▶ _Exercise data_

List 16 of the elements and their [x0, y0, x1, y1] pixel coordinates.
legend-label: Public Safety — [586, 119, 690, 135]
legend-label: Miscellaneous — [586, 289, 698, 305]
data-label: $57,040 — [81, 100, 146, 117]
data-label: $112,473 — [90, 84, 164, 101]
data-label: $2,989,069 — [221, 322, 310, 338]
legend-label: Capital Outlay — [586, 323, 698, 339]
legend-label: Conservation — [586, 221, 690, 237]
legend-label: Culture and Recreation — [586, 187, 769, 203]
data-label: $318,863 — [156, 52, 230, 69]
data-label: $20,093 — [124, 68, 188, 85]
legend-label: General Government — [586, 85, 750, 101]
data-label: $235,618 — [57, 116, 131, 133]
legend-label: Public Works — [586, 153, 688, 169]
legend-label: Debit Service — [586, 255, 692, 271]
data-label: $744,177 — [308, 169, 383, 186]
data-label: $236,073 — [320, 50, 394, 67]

▶ _What you should do_
Please count the lines of the items above that contain the string "legend", with uppercase and lowercase treated as different, and reply with only that number.

▶ _Task answer_
8